----- EXCERPTED DATA

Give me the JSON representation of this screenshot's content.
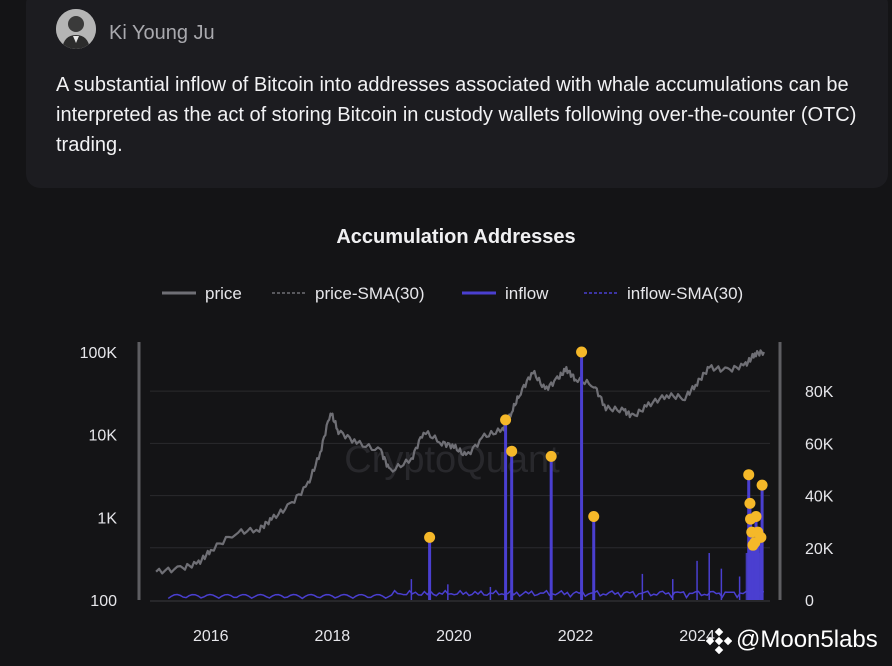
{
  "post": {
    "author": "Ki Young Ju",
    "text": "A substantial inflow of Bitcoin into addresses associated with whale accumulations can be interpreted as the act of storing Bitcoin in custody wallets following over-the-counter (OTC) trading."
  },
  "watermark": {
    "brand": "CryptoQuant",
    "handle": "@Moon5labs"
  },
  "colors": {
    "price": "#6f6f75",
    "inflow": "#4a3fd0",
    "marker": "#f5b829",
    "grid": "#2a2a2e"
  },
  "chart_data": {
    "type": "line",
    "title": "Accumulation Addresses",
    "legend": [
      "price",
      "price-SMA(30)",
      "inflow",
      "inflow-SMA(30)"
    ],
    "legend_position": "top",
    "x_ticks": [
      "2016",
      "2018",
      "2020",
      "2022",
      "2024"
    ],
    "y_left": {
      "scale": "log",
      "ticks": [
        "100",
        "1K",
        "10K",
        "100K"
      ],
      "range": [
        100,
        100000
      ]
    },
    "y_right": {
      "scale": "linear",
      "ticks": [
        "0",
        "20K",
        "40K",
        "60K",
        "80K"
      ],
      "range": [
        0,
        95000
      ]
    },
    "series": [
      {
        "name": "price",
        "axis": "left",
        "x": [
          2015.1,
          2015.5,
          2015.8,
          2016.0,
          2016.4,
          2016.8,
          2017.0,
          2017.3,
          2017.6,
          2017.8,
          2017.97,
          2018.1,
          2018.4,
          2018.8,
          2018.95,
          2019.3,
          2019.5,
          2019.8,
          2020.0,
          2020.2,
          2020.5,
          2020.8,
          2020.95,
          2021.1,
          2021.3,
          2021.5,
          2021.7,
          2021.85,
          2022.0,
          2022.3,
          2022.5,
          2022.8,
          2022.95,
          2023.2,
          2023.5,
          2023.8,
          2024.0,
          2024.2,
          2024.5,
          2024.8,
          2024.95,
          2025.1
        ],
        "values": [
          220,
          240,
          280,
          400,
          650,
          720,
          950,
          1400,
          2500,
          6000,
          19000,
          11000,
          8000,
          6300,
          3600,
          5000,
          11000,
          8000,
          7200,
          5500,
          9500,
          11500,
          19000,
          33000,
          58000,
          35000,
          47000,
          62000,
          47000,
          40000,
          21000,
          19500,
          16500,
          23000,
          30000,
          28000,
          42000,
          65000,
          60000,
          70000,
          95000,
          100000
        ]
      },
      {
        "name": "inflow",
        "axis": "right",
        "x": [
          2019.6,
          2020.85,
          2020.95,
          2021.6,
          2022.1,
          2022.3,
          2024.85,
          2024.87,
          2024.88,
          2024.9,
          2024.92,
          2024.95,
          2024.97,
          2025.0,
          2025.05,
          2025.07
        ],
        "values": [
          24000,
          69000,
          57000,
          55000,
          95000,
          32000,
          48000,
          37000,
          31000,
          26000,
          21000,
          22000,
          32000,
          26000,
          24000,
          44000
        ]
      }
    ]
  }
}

----------
----- EXCERPTED DATA

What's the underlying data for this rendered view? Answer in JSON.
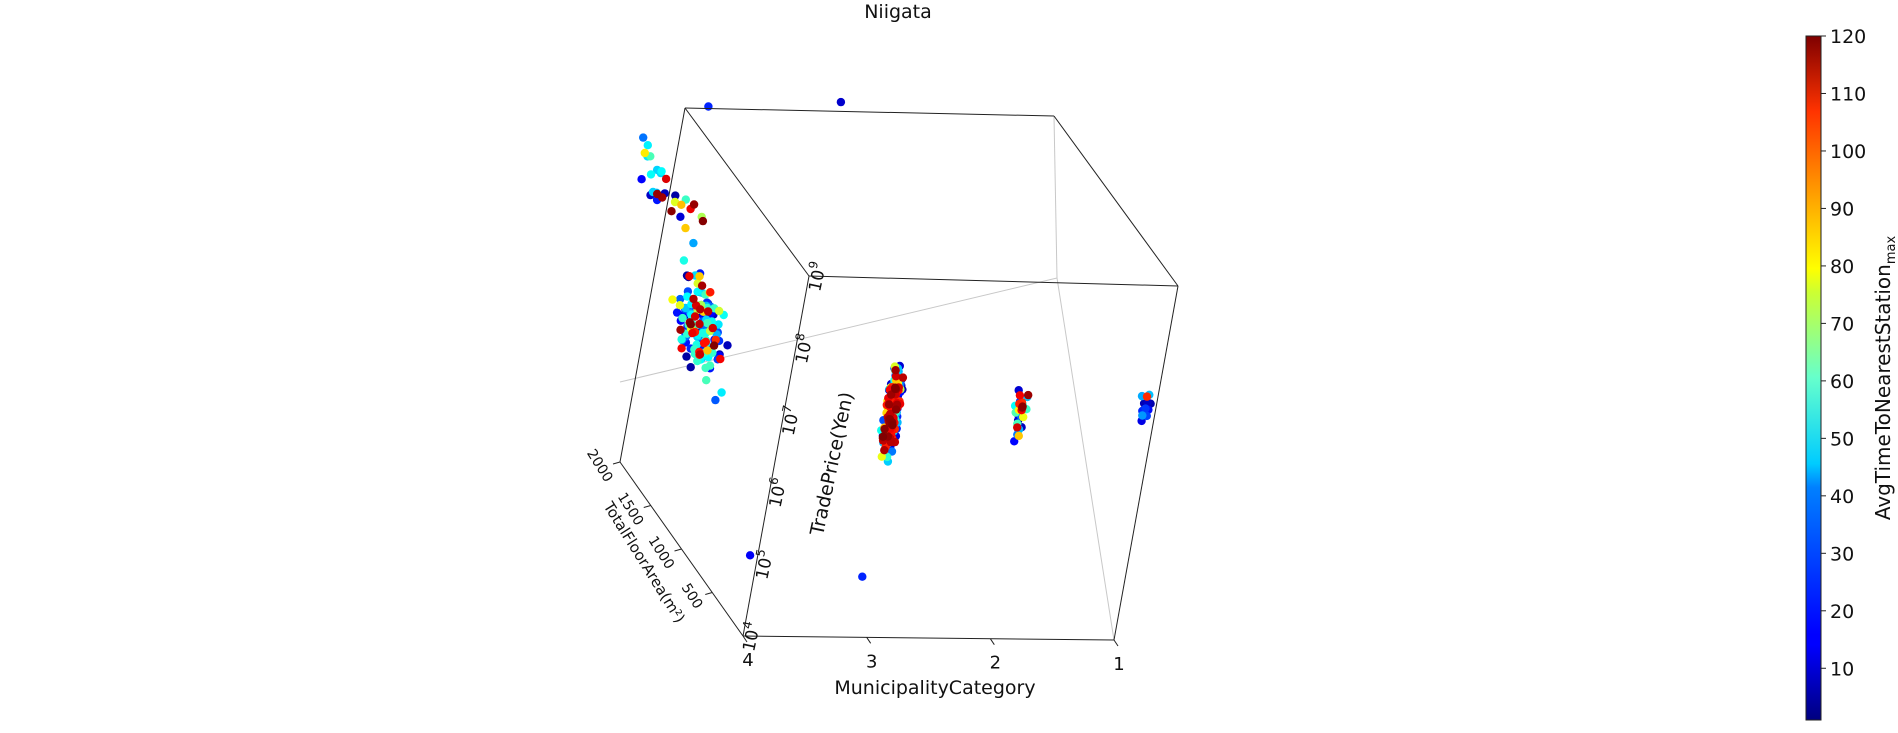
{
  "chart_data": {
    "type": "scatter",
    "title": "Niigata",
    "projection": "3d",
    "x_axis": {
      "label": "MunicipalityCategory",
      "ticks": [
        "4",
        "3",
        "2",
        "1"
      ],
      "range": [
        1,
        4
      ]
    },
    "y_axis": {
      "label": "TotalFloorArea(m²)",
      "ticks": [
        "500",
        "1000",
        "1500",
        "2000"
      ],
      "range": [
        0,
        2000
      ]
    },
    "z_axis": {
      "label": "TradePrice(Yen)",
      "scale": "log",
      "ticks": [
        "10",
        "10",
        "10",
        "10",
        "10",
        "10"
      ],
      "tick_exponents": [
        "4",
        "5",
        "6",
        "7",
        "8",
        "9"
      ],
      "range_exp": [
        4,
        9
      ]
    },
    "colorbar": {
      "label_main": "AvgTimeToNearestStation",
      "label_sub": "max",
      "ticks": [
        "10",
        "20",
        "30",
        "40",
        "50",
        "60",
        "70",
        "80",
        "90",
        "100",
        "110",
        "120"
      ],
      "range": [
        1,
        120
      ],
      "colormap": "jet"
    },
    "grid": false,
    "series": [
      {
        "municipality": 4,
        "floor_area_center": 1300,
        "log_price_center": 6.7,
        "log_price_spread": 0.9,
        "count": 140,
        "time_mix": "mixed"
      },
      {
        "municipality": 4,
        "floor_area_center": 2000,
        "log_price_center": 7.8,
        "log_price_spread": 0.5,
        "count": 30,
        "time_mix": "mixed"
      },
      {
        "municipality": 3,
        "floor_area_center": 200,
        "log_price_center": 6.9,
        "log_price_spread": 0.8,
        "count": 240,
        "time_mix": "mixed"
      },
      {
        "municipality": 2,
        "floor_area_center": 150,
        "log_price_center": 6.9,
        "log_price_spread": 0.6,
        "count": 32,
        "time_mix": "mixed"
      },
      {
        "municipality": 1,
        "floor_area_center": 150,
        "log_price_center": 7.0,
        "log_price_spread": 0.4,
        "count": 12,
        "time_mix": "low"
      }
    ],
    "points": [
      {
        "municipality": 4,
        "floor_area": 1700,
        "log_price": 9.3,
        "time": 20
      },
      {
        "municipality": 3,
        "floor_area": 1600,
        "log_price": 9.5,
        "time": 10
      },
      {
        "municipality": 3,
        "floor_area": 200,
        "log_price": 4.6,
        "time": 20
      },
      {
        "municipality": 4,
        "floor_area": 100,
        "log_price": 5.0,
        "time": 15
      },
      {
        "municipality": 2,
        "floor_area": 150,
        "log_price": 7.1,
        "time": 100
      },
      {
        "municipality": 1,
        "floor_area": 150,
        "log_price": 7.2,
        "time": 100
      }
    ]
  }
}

----------

CHALLENGE: Wherever the string "JSON" appears in the entries above, list that line.

WORKED ANSWER:
Give me the JSON representation of this screenshot's content.
What's the underlying data for this rendered view? Answer in JSON.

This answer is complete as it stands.